GIVEN TEXT:
********

Madras High Court
M. Chinnachamy And 3 Ors vs R. Satyanarayanan on 12 April, 2001
Equivalent citations: 2001CRILJ4443
Author: M. Karpagavinayagam
Bench: M. Karpagavinayagam
ORDER
1. Challenging the proceedings under Section 7(1), 16(1)(a)(i) read with Section 2(1a)(a) and (m) and Rule 55 of the Prevention of Food Adulteration Act, the petitioners A. 1 to A.4 have filed the above petition under Section 482, Cr.P.C., seeking to quash the proceedings in C.C.No. 25 of 2000 on the file of the learned Judicial Magistrate, Attur, Salem District.
2. The petitioners 1 and 2 are the partners of M/s. Live-O Company at Salem, which manufactures carbonated, soda and cool drinks. The third petitioner is the wholesale dealer of the said cool drinks. The fourth petitioner is the owner of the shop No.2 at Attur town bus stand.
3. On 28.8.1999, the respondent/Food Inspector inspected the shop belonging to the fourth petitioner and took sample of the Live-O cool drinks. After purchasing six bottles from his as sample, he prepared the mahazar attested by the witness and signed by the fourth petitioner. Thereafter, the Food Inspector/respondent herein requested the Local Health Authority to send the sample for analysis by the public analyst on the same day. Immediately, the sample was sent for the analysis.
4. On 22.9.1998 the public analyst analysed the sample and found that it was adulterated. Accordingly, the public analyst sent the report to the Local Health Authority. Thereafter; the Food Inspector obtained a written consent from the higher authority and filed a complaint against the petitioners for the offences referred to above.

********

Data listing:

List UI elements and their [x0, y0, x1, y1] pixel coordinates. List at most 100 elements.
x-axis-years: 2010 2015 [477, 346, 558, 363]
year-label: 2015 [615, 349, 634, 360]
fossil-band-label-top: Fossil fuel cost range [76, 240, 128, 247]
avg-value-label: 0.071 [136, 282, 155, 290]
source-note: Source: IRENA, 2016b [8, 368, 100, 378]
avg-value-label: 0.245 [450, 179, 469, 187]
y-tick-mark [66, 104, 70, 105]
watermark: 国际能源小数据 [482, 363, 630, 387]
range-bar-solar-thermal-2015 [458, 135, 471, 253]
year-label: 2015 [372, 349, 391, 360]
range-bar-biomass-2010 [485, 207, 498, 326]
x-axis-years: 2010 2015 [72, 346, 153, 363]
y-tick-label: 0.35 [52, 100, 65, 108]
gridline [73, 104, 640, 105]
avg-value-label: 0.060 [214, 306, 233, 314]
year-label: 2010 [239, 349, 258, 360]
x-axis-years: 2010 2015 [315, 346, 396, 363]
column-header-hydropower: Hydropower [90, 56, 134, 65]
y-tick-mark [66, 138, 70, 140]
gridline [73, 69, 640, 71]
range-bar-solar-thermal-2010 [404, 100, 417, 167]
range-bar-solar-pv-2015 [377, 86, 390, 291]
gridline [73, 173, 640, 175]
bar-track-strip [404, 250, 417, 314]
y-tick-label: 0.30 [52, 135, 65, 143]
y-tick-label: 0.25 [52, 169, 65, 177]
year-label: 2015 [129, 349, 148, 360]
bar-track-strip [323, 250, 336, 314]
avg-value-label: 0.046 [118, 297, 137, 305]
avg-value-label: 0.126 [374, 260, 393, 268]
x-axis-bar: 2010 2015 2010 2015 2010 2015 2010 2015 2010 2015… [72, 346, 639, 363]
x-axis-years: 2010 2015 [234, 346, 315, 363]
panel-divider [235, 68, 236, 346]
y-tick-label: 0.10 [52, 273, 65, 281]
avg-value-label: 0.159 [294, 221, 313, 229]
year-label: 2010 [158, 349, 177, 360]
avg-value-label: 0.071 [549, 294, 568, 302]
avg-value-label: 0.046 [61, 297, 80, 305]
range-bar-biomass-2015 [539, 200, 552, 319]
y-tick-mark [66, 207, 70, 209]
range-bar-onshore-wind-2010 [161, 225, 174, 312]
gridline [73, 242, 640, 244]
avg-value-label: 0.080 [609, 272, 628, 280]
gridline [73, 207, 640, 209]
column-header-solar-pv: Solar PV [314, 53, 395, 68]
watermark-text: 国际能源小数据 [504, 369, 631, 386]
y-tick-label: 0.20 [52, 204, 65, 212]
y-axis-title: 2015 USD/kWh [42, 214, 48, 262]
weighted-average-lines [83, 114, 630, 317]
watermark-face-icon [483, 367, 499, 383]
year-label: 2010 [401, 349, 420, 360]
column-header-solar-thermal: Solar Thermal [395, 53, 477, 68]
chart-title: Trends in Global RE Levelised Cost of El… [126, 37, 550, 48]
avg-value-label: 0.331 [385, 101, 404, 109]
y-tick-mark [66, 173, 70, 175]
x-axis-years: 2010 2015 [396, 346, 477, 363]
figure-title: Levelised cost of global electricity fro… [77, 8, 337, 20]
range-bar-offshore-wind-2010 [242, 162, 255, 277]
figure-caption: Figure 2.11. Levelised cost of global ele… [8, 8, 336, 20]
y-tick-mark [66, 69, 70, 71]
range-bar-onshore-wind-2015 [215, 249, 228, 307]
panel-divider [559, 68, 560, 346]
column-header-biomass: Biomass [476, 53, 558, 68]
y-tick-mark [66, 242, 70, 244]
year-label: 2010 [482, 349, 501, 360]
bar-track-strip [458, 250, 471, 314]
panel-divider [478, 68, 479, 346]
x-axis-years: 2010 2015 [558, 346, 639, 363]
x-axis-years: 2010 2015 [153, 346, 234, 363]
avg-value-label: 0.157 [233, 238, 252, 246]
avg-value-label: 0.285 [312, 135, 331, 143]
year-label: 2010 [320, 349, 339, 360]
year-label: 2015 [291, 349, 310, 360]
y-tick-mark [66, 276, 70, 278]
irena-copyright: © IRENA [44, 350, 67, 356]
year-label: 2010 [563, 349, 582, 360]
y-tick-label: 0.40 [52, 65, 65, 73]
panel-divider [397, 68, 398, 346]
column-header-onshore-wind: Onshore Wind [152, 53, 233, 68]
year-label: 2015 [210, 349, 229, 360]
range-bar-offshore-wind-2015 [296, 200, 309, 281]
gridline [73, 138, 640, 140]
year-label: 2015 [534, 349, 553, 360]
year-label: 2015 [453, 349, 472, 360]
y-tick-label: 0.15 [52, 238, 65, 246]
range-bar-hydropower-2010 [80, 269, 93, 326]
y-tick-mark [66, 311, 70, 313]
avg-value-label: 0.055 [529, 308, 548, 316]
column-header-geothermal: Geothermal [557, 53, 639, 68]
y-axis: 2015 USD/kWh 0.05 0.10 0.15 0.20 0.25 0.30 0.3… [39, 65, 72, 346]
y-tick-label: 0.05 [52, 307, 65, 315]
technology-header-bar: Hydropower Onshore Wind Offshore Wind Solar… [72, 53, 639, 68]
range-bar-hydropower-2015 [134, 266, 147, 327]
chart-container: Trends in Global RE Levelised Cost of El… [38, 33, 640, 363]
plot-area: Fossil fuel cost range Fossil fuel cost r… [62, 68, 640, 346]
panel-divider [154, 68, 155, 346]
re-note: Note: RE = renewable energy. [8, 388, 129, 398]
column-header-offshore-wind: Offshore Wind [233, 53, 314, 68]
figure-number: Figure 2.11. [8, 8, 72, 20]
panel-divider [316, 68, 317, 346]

********

WORK REQUIRED: From the court order above, write out the stretch from "Madras High Court" through "Attur, Salem District." word for word.

RESPONSE TO THIS EXERCISE:
Madras High Court
M. Chinnachamy And 3 Ors vs R. Satyanarayanan on 12 April, 2001
Equivalent citations: 2001CRILJ4443
Author: M. Karpagavinayagam
Bench: M. Karpagavinayagam
ORDER
1. Challenging the proceedings under Section 7(1), 16(1)(a)(i) read with Section 2(1a)(a) and (m) and Rule 55 of the Prevention of Food Adulteration Act, the petitioners A. 1 to A.4 have filed the above petition under Section 482, Cr.P.C., seeking to quash the proceedings in C.C.No. 25 of 2000 on the file of the learned Judicial Magistrate, Attur, Salem District.